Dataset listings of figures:
----

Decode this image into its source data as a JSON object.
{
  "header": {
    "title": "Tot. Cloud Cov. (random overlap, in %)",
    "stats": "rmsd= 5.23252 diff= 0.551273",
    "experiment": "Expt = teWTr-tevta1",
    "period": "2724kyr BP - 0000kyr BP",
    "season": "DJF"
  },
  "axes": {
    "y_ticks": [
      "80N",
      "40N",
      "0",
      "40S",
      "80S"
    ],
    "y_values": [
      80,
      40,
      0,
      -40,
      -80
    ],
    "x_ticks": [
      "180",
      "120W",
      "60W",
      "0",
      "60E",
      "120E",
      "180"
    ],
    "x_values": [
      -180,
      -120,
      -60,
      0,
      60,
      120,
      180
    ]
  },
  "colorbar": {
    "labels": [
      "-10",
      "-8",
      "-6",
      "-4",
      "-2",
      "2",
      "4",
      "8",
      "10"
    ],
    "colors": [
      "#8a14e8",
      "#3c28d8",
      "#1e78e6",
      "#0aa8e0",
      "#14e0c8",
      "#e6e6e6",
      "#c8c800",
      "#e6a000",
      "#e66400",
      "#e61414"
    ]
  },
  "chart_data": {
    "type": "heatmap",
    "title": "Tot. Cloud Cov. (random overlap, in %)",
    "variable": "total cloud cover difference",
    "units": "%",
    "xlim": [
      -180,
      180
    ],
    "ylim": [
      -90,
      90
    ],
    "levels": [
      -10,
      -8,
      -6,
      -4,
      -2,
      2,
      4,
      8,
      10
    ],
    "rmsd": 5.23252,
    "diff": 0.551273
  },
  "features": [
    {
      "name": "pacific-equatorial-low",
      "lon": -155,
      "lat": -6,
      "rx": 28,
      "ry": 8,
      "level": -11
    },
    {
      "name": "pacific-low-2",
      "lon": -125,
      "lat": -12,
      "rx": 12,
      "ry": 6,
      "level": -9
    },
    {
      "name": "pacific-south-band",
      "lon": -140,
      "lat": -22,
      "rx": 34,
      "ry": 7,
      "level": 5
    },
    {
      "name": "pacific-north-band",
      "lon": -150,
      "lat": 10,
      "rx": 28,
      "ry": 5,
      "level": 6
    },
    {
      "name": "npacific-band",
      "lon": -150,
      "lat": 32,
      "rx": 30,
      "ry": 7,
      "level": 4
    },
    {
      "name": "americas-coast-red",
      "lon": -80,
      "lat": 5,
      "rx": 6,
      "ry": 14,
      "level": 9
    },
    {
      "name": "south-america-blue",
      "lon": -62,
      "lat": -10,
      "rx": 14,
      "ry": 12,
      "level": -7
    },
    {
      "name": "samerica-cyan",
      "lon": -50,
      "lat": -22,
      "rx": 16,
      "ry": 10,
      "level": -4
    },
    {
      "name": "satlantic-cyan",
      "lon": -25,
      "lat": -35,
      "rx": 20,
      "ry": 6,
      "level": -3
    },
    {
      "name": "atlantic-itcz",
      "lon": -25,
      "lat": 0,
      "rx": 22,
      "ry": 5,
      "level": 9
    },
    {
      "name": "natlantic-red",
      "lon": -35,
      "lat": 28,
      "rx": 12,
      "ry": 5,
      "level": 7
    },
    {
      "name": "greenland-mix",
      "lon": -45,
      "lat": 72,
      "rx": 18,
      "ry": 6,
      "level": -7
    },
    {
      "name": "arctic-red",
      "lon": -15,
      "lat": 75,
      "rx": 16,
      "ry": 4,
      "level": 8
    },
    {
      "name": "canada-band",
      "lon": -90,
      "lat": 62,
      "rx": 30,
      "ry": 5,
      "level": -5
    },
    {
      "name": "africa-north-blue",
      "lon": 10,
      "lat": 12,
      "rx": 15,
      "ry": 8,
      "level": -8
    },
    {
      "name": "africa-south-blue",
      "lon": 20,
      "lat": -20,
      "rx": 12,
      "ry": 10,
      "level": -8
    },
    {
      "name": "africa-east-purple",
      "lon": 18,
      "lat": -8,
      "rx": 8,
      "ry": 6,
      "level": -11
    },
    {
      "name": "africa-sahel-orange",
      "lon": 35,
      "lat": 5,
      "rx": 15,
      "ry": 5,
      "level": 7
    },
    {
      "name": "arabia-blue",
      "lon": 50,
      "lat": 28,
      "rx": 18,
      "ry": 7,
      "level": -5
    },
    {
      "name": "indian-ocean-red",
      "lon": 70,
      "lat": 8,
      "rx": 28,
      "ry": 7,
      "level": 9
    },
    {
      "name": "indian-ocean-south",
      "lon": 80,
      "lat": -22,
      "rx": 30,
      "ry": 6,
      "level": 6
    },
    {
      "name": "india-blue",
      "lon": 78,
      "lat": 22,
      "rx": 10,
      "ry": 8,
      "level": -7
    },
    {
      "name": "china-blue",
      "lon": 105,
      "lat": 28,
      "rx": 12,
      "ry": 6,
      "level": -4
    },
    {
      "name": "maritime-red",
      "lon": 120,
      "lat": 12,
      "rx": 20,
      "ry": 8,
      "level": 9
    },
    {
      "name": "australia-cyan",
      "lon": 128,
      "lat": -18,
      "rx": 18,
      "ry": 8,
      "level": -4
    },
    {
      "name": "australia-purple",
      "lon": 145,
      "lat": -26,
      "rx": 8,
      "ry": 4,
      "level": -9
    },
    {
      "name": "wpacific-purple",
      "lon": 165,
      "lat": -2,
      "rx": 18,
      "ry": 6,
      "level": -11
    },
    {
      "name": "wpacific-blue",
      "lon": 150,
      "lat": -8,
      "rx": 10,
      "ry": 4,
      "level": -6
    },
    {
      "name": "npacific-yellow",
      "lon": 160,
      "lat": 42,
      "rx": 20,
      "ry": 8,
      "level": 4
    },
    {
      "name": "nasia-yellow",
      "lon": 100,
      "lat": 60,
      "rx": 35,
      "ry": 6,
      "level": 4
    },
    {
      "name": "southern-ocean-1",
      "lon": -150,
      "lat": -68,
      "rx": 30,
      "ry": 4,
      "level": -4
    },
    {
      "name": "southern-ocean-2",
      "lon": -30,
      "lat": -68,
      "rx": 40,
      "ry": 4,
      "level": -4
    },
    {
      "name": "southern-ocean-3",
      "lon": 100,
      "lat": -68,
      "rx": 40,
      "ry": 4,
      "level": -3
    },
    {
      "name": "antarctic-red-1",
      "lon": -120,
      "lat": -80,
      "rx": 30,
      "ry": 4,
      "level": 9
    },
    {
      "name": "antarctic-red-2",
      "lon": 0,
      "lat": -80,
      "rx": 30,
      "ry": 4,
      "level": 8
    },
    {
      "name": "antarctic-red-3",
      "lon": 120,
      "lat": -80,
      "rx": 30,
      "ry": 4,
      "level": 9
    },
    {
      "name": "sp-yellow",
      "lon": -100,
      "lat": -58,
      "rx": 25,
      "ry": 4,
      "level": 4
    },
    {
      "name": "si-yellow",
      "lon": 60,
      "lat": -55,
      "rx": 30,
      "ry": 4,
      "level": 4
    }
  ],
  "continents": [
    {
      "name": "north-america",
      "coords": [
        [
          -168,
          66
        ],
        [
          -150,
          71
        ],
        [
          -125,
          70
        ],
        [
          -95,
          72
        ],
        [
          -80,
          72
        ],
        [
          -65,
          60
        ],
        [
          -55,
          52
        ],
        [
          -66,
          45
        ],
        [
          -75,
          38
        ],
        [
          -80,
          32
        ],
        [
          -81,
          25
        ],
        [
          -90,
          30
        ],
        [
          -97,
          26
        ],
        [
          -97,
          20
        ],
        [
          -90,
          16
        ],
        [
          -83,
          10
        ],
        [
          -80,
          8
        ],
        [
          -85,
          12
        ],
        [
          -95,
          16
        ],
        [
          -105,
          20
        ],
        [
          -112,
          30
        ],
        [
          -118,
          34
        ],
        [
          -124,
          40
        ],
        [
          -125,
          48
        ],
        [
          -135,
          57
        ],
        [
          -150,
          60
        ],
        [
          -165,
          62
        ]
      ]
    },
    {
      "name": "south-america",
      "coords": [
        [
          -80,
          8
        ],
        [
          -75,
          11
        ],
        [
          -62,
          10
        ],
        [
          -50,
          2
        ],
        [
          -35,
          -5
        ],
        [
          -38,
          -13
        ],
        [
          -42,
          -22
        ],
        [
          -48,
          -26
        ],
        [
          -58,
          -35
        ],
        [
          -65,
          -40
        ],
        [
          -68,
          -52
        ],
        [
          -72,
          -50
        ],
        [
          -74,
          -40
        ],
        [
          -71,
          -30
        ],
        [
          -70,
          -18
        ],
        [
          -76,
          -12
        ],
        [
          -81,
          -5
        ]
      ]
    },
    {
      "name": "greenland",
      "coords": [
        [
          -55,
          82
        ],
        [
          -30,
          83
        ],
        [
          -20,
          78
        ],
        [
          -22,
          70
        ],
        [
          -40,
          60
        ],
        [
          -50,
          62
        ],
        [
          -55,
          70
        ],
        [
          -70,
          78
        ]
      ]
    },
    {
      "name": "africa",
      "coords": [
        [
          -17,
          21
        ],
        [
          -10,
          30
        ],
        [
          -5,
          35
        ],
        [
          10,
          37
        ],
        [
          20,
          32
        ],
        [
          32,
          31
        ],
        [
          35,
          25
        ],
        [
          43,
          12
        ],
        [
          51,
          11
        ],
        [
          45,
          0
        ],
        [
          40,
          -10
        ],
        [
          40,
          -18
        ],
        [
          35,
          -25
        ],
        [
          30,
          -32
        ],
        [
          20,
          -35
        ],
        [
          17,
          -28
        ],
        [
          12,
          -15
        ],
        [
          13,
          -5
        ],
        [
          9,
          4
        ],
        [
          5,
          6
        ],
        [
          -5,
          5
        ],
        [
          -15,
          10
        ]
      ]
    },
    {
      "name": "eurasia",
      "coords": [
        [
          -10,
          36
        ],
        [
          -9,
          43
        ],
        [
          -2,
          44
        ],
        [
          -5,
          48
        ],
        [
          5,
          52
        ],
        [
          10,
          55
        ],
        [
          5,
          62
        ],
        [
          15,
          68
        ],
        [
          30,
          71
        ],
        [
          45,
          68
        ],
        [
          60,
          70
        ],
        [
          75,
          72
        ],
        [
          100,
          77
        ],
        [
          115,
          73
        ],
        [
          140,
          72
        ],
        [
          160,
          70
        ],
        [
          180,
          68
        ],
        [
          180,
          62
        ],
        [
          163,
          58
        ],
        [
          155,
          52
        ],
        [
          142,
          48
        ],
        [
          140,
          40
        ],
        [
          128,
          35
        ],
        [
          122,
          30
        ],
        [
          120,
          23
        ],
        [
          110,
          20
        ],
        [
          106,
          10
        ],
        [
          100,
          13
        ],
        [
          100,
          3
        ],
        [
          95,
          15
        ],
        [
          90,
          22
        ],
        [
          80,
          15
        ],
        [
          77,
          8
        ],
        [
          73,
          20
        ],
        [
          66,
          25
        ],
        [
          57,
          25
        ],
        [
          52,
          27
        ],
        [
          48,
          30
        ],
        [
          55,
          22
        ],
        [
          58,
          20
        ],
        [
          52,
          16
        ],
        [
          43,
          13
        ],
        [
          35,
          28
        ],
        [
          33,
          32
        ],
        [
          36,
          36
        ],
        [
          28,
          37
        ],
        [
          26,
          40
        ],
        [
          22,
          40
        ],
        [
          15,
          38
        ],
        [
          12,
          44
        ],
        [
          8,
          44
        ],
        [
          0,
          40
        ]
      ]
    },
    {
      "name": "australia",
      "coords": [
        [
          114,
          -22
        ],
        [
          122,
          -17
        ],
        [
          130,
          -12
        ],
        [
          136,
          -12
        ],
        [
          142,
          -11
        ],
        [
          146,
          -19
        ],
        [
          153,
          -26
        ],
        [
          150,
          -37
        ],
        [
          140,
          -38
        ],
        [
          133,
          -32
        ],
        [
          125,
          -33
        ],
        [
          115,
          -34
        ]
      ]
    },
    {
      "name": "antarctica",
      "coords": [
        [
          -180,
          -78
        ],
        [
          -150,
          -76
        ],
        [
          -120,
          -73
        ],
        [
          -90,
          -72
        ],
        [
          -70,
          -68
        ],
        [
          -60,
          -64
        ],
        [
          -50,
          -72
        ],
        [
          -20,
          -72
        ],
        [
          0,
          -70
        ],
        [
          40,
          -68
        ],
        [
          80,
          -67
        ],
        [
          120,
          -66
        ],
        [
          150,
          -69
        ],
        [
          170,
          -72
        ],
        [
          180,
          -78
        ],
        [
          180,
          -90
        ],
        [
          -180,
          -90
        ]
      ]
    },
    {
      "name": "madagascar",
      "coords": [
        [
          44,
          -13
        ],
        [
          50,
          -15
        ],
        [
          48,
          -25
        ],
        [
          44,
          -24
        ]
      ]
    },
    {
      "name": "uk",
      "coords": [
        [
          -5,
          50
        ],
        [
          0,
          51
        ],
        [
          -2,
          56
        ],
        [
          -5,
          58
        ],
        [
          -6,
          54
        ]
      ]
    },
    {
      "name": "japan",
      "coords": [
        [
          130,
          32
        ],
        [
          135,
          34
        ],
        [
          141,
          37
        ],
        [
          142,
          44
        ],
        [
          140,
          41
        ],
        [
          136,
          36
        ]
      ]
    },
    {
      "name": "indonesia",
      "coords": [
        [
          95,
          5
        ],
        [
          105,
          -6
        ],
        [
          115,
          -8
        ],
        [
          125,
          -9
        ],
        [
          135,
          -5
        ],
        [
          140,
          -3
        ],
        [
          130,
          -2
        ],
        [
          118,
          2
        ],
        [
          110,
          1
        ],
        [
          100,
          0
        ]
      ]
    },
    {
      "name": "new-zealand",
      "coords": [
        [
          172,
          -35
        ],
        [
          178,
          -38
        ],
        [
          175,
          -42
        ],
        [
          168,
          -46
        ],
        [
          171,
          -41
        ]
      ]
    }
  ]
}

----

Challenge: Which lines in the listing above hold the word "purple"? Show each of them.

Solution:
      "name": "africa-east-purple",
      "name": "australia-purple",
      "name": "wpacific-purple",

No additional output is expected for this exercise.